** Start Dataset records **

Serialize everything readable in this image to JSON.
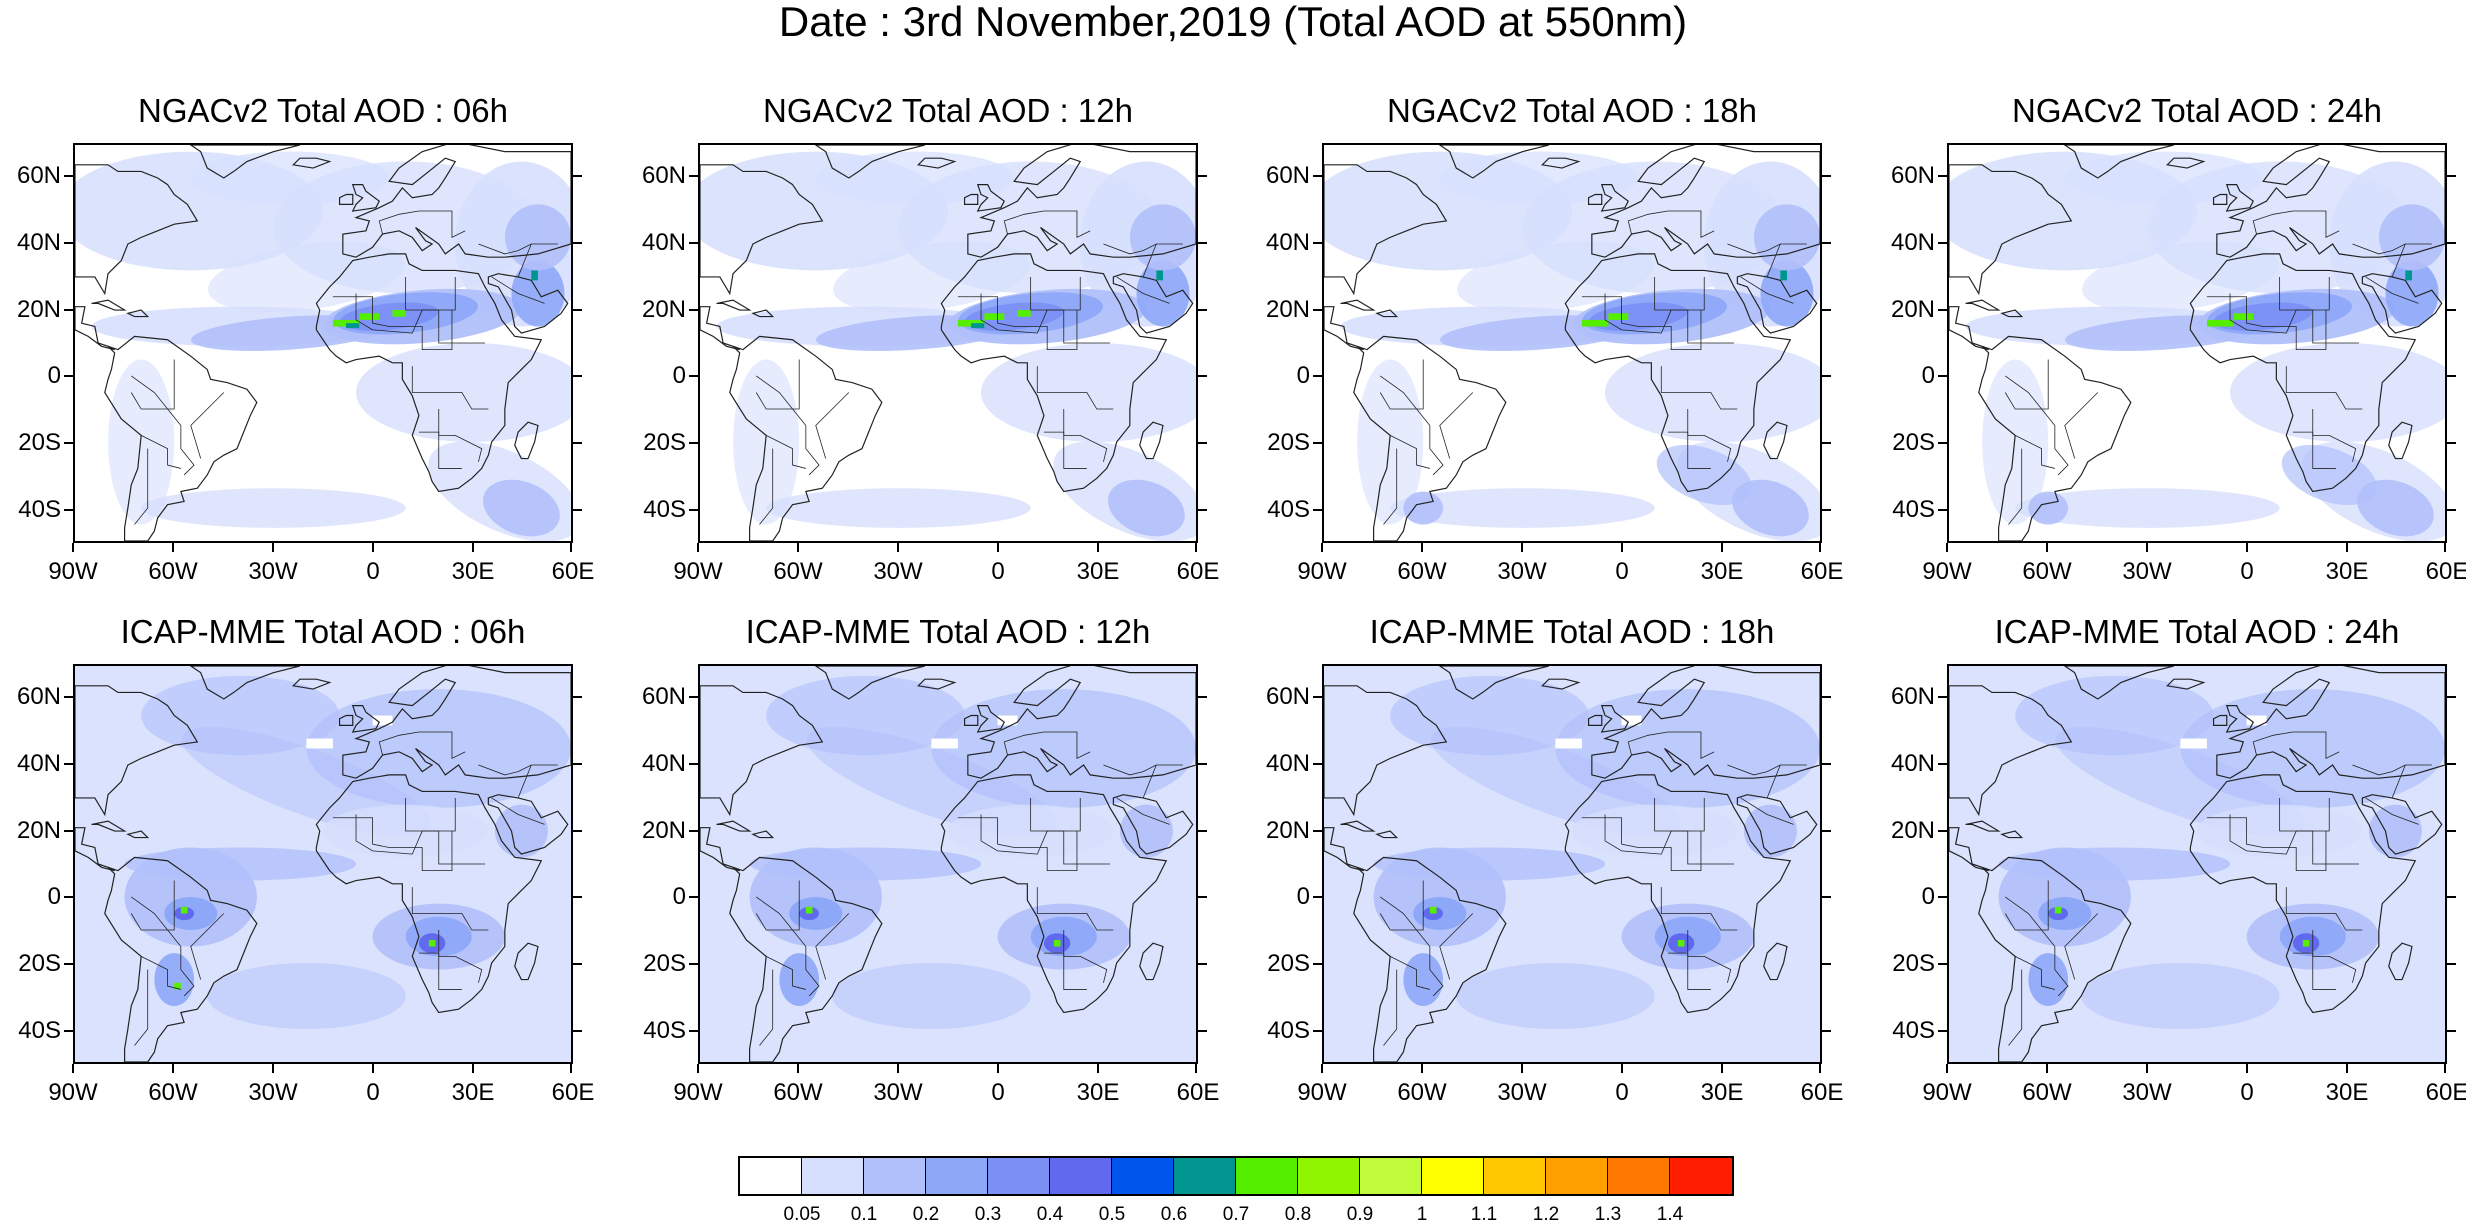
{
  "title": "Date : 3rd November,2019 (Total AOD at 550nm)",
  "lat_labels": [
    "60N",
    "40N",
    "20N",
    "0",
    "20S",
    "40S"
  ],
  "lon_labels": [
    "90W",
    "60W",
    "30W",
    "0",
    "30E",
    "60E"
  ],
  "panels": [
    {
      "title": "NGACv2 Total AOD : 06h",
      "model": "NGACv2",
      "hour": "06h"
    },
    {
      "title": "NGACv2 Total AOD : 12h",
      "model": "NGACv2",
      "hour": "12h"
    },
    {
      "title": "NGACv2 Total AOD : 18h",
      "model": "NGACv2",
      "hour": "18h"
    },
    {
      "title": "NGACv2 Total AOD : 24h",
      "model": "NGACv2",
      "hour": "24h"
    },
    {
      "title": "ICAP-MME Total AOD : 06h",
      "model": "ICAP-MME",
      "hour": "06h"
    },
    {
      "title": "ICAP-MME Total AOD : 12h",
      "model": "ICAP-MME",
      "hour": "12h"
    },
    {
      "title": "ICAP-MME Total AOD : 18h",
      "model": "ICAP-MME",
      "hour": "18h"
    },
    {
      "title": "ICAP-MME Total AOD : 24h",
      "model": "ICAP-MME",
      "hour": "24h"
    }
  ],
  "colorbar": {
    "labels": [
      "0.05",
      "0.1",
      "0.2",
      "0.3",
      "0.4",
      "0.5",
      "0.6",
      "0.7",
      "0.8",
      "0.9",
      "1",
      "1.1",
      "1.2",
      "1.3",
      "1.4"
    ],
    "colors": [
      "#ffffff",
      "#d6dffd",
      "#b1c0fb",
      "#8ea8f8",
      "#7b8ff5",
      "#6169ee",
      "#0055ec",
      "#00958f",
      "#55ee00",
      "#8ff500",
      "#c1fb3b",
      "#ffff00",
      "#ffc800",
      "#ffa000",
      "#ff7800",
      "#ff1e00"
    ]
  },
  "palette": {
    "background": "#ffffff",
    "light": "#d6dffd",
    "mid": "#b1c0fb",
    "dark": "#8ea8f8",
    "darker": "#7b8ff5",
    "coast": "#222222"
  }
}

** End Dataset records **

### To be done
Set down the complete material exactly, but do not include the images.

### Solution below
Serialize everything readable in this image to JSON.
{
  "title": "Date : 3rd November,2019 (Total AOD at 550nm)",
  "lat_labels": [
    "60N",
    "40N",
    "20N",
    "0",
    "20S",
    "40S"
  ],
  "lon_labels": [
    "90W",
    "60W",
    "30W",
    "0",
    "30E",
    "60E"
  ],
  "panels": [
    {
      "title": "NGACv2 Total AOD : 06h",
      "model": "NGACv2",
      "hour": "06h"
    },
    {
      "title": "NGACv2 Total AOD : 12h",
      "model": "NGACv2",
      "hour": "12h"
    },
    {
      "title": "NGACv2 Total AOD : 18h",
      "model": "NGACv2",
      "hour": "18h"
    },
    {
      "title": "NGACv2 Total AOD : 24h",
      "model": "NGACv2",
      "hour": "24h"
    },
    {
      "title": "ICAP-MME Total AOD : 06h",
      "model": "ICAP-MME",
      "hour": "06h"
    },
    {
      "title": "ICAP-MME Total AOD : 12h",
      "model": "ICAP-MME",
      "hour": "12h"
    },
    {
      "title": "ICAP-MME Total AOD : 18h",
      "model": "ICAP-MME",
      "hour": "18h"
    },
    {
      "title": "ICAP-MME Total AOD : 24h",
      "model": "ICAP-MME",
      "hour": "24h"
    }
  ],
  "colorbar": {
    "labels": [
      "0.05",
      "0.1",
      "0.2",
      "0.3",
      "0.4",
      "0.5",
      "0.6",
      "0.7",
      "0.8",
      "0.9",
      "1",
      "1.1",
      "1.2",
      "1.3",
      "1.4"
    ],
    "colors": [
      "#ffffff",
      "#d6dffd",
      "#b1c0fb",
      "#8ea8f8",
      "#7b8ff5",
      "#6169ee",
      "#0055ec",
      "#00958f",
      "#55ee00",
      "#8ff500",
      "#c1fb3b",
      "#ffff00",
      "#ffc800",
      "#ffa000",
      "#ff7800",
      "#ff1e00"
    ]
  },
  "palette": {
    "background": "#ffffff",
    "light": "#d6dffd",
    "mid": "#b1c0fb",
    "dark": "#8ea8f8",
    "darker": "#7b8ff5",
    "coast": "#222222"
  }
}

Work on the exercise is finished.